Records from a data source:
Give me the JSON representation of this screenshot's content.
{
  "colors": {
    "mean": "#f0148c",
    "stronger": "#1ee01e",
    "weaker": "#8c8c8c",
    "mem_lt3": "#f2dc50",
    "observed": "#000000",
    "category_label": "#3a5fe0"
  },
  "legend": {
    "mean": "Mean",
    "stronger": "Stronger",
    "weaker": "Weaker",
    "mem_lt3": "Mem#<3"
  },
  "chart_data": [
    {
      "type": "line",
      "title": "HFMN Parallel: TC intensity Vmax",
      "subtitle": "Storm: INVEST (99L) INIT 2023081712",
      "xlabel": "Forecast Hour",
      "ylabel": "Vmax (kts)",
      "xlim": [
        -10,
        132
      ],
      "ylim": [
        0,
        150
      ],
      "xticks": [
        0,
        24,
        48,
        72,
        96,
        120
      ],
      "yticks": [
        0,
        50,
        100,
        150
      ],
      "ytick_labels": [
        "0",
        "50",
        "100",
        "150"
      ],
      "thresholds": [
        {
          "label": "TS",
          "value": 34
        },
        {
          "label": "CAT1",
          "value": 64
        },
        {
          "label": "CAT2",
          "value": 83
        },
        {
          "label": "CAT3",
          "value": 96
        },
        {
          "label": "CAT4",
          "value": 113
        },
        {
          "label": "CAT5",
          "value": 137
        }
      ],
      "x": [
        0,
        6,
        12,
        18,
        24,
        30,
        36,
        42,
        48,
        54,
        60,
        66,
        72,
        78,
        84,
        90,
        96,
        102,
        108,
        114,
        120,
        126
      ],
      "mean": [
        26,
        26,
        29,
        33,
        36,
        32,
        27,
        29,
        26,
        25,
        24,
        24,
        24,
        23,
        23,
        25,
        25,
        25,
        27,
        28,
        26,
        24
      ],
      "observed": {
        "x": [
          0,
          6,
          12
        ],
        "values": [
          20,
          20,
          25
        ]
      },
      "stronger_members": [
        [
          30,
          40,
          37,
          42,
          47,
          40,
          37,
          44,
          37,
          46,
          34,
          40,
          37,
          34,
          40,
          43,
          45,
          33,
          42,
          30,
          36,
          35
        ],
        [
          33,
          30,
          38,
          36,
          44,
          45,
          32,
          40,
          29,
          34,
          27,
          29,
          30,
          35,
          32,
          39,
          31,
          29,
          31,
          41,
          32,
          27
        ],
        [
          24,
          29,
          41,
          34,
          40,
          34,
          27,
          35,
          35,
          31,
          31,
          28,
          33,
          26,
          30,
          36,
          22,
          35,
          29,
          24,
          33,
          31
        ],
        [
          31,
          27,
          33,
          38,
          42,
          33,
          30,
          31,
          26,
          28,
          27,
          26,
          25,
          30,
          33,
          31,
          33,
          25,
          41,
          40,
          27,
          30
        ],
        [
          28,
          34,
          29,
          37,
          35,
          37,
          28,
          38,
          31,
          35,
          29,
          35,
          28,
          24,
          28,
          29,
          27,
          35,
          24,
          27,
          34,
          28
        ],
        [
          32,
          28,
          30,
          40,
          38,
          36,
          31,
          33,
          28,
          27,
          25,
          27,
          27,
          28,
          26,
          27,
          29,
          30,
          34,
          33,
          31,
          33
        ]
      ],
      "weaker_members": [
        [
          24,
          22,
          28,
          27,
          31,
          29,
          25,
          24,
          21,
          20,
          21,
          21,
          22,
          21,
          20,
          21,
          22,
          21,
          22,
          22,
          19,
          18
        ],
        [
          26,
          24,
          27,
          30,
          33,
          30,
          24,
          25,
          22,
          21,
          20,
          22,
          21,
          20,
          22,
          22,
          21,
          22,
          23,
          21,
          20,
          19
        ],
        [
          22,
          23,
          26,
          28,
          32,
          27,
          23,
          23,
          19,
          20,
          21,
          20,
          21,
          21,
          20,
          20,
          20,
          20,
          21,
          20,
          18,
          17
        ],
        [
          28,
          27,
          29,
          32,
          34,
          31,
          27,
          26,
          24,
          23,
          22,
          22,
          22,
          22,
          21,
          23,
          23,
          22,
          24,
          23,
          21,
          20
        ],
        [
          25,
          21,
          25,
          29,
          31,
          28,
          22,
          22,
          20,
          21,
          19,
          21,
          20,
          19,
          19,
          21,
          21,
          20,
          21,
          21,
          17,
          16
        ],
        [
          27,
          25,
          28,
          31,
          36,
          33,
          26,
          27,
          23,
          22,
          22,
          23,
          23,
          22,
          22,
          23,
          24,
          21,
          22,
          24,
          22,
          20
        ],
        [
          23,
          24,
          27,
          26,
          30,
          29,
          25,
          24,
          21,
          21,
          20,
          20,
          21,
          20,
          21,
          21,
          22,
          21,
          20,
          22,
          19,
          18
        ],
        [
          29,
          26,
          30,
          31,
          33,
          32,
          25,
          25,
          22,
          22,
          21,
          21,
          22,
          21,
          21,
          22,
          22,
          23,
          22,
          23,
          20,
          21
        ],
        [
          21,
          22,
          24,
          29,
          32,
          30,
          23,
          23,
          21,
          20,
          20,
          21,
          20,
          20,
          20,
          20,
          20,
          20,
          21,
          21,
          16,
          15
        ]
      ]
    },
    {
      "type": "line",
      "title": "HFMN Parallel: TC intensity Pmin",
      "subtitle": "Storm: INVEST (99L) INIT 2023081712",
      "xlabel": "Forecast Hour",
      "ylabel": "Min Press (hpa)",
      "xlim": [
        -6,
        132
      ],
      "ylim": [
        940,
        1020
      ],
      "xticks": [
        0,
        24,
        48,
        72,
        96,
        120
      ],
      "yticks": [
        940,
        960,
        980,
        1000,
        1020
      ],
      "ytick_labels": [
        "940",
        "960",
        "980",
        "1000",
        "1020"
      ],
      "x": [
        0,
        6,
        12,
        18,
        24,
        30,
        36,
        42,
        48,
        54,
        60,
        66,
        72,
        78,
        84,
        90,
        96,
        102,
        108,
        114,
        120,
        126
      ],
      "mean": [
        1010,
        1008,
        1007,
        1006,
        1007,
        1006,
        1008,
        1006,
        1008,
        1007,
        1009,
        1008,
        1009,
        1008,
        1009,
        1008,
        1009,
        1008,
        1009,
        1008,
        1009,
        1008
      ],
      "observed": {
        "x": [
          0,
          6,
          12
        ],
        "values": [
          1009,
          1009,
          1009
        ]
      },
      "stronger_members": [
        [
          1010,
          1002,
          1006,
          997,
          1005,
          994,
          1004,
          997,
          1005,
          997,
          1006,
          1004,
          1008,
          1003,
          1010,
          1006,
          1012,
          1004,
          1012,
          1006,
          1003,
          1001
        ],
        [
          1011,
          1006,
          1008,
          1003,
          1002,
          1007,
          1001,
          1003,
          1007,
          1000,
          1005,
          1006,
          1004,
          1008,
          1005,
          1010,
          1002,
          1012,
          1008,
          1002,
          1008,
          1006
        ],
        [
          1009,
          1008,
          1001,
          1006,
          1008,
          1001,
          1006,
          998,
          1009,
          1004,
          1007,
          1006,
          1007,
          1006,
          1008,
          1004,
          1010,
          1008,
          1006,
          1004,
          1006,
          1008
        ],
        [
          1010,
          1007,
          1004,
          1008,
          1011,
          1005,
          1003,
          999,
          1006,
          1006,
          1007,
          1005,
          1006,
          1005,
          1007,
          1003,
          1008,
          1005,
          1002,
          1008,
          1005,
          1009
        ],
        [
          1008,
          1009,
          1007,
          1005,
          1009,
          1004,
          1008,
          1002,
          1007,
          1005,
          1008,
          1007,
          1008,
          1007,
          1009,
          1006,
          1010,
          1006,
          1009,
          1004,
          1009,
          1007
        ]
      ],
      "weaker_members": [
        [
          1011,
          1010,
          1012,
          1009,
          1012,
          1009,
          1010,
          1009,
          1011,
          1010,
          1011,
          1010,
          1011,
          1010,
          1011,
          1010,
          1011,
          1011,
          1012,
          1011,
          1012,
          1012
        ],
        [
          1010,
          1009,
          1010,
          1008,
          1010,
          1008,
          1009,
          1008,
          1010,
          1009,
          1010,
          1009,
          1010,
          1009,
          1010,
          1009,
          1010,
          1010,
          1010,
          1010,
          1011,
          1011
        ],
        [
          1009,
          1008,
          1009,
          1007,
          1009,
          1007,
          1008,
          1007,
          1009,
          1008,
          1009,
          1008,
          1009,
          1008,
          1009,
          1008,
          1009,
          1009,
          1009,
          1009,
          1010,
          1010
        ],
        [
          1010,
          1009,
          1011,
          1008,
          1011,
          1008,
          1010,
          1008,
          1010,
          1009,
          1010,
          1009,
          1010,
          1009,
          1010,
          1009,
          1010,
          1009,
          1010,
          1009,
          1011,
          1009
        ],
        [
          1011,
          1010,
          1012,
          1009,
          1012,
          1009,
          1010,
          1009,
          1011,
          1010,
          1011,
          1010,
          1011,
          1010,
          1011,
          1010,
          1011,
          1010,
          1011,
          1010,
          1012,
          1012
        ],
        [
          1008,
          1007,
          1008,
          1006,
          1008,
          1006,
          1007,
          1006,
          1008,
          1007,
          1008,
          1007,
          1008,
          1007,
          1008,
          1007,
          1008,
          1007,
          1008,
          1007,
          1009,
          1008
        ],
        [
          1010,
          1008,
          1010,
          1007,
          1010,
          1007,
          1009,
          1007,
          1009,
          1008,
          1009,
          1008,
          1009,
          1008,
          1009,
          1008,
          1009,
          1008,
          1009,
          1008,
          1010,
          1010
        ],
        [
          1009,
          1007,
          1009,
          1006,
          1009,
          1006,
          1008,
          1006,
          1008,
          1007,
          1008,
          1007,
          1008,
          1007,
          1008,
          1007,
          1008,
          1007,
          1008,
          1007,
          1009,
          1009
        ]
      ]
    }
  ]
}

## Set exercise
Scan the data above and copy every line with "intensity" in it.

## Final result
      "title": "HFMN Parallel: TC intensity Vmax",
      "title": "HFMN Parallel: TC intensity Pmin",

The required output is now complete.